REQUIREMENTS:
In the part of the material that opens with the line containing "square-e7[interactable] bbox=[346, 40, 398, 92]" and closes with the line containing "square-b5[interactable] bbox=[192, 143, 244, 195]", change every "interactable" to "clickable". Return only those lines, with nothing else altered.

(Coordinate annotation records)
──────────────────────────────

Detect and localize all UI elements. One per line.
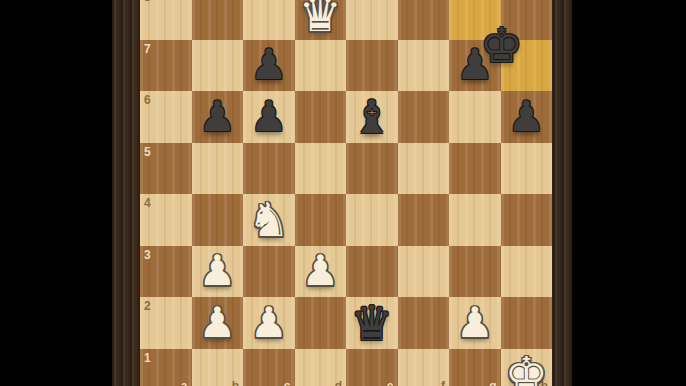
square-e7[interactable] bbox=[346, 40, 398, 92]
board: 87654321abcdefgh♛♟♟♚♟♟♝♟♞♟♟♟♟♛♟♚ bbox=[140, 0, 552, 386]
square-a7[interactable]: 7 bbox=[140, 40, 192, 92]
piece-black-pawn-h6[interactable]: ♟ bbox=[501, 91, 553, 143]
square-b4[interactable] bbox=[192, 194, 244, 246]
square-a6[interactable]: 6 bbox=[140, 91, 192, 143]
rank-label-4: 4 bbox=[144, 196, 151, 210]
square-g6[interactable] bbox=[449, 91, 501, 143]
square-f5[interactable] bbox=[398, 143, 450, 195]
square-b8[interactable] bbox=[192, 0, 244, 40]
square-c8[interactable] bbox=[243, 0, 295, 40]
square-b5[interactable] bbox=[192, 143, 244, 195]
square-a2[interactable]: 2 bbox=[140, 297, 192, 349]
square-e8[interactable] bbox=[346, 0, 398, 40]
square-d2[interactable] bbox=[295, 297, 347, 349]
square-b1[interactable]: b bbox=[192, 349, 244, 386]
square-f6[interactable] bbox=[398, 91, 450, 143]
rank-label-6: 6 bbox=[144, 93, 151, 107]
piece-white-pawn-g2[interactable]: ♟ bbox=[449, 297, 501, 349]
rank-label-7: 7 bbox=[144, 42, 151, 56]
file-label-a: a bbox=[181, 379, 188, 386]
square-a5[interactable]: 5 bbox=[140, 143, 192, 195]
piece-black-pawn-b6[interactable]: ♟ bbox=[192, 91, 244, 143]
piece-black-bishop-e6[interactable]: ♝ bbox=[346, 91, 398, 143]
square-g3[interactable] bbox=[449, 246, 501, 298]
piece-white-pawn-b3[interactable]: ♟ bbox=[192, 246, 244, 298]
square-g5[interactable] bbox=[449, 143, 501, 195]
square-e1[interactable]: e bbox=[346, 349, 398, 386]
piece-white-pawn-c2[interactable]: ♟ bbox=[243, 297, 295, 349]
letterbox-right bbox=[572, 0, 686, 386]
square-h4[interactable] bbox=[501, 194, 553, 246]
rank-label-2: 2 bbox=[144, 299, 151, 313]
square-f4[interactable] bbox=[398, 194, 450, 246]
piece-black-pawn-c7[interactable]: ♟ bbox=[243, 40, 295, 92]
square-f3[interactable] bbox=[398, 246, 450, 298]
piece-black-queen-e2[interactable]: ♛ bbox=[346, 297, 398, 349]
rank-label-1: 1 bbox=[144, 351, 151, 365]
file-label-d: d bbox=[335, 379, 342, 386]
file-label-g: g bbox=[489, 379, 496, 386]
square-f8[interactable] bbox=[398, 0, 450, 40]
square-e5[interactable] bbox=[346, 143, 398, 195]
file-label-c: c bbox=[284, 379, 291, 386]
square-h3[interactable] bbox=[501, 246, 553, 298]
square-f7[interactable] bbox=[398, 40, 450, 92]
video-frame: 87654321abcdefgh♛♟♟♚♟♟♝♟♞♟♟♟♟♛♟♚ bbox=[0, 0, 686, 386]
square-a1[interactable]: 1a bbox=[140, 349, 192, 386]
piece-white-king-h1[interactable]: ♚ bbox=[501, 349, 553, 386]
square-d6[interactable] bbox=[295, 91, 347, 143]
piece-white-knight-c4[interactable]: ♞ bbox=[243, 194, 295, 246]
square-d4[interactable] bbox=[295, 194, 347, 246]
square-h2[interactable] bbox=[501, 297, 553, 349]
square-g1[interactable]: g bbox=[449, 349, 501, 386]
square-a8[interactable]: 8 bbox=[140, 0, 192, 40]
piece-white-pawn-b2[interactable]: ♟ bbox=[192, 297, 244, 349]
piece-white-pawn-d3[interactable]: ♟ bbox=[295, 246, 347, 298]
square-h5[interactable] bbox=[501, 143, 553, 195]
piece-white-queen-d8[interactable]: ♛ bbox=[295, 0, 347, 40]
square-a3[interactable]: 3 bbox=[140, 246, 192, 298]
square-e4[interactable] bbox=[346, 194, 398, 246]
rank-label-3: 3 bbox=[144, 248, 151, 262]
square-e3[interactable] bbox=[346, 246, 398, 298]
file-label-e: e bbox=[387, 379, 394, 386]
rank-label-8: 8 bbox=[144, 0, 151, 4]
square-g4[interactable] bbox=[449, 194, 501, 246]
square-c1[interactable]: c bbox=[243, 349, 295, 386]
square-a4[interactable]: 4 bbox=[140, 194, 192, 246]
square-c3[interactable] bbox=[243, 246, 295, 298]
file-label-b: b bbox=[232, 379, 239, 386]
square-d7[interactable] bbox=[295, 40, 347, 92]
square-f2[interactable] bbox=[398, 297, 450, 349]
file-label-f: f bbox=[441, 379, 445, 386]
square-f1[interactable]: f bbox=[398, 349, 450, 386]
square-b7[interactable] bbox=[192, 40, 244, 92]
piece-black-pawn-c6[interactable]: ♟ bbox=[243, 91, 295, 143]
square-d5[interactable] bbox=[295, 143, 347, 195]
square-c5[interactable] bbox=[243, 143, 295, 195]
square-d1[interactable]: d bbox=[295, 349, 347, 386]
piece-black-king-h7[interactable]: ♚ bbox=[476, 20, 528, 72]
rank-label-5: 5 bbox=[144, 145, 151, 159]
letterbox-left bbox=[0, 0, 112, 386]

──────────────────────────────

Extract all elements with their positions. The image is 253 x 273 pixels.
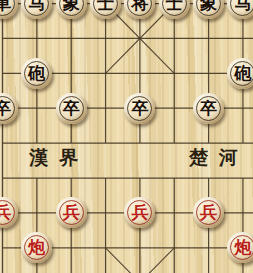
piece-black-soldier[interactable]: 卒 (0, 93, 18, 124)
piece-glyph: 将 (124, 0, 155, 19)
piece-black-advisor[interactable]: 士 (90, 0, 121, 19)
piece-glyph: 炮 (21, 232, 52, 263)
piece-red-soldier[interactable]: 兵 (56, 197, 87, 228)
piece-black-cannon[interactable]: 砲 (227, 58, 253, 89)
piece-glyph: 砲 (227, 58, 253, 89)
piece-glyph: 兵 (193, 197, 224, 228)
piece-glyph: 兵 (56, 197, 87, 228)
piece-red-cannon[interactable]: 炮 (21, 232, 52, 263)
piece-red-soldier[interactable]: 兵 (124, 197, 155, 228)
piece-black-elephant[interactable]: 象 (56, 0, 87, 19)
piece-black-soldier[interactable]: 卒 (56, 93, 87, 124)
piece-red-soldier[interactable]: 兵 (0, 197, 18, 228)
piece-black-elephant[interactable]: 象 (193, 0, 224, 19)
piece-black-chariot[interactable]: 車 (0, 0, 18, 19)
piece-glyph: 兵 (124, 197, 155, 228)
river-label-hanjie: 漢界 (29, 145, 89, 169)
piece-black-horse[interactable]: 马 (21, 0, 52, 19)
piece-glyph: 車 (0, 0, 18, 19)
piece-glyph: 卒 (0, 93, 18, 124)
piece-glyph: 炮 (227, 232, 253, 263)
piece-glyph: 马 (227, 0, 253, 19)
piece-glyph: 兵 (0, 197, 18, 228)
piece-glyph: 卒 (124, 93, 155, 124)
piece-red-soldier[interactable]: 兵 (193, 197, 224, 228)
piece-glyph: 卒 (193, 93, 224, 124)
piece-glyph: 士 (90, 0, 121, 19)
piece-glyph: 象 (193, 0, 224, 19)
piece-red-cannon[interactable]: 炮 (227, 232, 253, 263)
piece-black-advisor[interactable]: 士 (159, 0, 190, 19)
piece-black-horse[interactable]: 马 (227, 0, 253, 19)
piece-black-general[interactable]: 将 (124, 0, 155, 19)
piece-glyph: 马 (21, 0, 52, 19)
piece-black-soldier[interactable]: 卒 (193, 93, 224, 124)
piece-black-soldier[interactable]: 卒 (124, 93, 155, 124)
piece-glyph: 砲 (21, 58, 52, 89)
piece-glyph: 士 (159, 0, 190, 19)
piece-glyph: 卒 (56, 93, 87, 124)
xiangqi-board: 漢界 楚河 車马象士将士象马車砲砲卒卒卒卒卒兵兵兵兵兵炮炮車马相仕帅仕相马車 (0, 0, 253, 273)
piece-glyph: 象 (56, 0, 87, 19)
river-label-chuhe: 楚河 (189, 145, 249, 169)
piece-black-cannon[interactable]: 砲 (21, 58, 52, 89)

──────────────────────────────

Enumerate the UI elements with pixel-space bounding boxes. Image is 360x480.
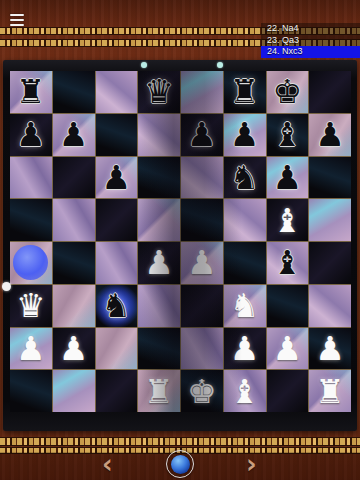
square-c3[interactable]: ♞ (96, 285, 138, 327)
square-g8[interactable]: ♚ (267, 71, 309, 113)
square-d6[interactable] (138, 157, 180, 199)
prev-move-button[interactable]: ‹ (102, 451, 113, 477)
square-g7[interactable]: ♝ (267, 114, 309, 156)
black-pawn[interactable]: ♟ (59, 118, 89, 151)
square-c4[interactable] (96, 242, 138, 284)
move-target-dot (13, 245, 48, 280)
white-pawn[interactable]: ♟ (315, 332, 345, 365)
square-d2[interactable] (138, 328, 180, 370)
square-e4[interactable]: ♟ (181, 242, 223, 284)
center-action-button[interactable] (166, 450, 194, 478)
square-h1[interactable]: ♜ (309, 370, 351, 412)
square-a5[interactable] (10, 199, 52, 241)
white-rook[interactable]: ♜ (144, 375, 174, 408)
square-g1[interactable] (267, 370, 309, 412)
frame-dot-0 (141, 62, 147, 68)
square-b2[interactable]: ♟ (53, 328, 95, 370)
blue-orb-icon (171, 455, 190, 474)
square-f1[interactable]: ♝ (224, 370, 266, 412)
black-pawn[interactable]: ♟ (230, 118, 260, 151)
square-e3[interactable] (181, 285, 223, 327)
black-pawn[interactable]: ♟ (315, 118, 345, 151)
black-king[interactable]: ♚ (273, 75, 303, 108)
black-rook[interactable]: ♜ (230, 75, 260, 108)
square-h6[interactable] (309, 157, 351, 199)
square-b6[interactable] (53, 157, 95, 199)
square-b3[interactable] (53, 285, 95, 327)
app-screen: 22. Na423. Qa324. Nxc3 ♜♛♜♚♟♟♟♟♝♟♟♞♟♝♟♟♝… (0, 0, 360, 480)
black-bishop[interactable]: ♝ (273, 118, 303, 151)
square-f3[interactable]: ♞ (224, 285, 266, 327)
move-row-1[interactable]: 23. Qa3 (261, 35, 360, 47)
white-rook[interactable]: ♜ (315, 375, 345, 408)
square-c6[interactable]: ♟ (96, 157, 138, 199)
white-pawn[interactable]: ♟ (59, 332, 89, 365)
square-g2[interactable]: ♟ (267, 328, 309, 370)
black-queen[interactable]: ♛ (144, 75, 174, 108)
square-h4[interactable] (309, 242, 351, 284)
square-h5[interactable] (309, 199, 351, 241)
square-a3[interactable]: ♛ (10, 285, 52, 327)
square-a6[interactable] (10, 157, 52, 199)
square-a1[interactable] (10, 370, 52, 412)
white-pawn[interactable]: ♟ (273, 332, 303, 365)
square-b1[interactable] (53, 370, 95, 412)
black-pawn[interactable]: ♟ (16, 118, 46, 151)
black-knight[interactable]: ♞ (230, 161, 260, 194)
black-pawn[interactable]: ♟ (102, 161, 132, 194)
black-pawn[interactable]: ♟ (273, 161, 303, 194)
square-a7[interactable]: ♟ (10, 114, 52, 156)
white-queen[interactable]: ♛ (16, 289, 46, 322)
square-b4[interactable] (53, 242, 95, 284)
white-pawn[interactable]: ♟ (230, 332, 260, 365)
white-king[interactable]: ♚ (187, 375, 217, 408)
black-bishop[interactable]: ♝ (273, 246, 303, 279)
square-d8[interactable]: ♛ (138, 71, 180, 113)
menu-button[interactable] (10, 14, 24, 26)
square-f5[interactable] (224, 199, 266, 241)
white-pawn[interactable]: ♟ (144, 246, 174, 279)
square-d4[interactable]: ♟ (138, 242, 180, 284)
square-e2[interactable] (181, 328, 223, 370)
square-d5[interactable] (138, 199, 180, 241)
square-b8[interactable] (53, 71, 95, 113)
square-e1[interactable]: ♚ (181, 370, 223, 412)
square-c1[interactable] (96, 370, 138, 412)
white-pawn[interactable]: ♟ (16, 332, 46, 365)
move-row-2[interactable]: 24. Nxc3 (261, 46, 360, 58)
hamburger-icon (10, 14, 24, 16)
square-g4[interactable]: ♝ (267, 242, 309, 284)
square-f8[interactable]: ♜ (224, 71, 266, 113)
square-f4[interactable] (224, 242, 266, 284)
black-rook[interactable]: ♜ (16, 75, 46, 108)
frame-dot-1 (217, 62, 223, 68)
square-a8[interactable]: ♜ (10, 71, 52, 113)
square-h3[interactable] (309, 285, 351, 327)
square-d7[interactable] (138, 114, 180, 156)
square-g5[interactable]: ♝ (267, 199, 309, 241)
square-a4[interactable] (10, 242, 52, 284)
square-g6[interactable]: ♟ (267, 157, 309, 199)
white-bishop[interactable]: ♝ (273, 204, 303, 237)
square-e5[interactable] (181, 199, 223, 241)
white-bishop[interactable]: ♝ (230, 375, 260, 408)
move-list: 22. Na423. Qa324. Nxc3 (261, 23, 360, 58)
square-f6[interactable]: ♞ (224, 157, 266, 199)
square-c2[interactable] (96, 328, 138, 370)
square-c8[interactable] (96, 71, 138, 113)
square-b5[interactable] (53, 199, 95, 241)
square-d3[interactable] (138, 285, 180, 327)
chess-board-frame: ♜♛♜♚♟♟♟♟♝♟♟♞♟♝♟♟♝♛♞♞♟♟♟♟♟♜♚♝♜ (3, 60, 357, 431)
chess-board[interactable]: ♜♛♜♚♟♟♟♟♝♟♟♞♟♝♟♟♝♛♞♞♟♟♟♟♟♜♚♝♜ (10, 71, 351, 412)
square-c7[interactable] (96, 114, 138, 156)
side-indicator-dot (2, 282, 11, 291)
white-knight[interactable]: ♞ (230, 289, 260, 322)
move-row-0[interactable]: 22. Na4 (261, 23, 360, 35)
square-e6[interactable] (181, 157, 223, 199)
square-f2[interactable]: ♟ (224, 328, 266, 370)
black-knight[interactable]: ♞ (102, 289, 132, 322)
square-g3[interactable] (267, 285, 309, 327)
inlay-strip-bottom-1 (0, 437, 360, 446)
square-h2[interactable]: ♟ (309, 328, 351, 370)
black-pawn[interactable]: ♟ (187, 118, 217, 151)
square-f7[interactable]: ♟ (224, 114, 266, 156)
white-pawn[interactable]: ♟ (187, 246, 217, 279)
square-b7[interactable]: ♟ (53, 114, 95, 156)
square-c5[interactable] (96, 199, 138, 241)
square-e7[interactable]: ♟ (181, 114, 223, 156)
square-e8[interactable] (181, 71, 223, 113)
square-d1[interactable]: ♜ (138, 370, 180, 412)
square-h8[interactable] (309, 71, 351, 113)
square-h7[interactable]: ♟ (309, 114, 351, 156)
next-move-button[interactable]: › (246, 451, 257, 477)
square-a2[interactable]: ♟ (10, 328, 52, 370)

──────────────────────────────

RESPONSE:
square-e7[clickable] bbox=[346, 40, 398, 92]
board: 87654321abcdefgh♛♟♟♚♟♟♝♟♞♟♟♟♟♛♟♚ bbox=[140, 0, 552, 386]
square-a7[clickable]: 7 bbox=[140, 40, 192, 92]
piece-black-pawn-h6[clickable]: ♟ bbox=[501, 91, 553, 143]
square-b4[clickable] bbox=[192, 194, 244, 246]
square-a6[clickable]: 6 bbox=[140, 91, 192, 143]
rank-label-4: 4 bbox=[144, 196, 151, 210]
square-g6[clickable] bbox=[449, 91, 501, 143]
square-f5[clickable] bbox=[398, 143, 450, 195]
square-b8[clickable] bbox=[192, 0, 244, 40]
square-c8[clickable] bbox=[243, 0, 295, 40]
square-b5[clickable] bbox=[192, 143, 244, 195]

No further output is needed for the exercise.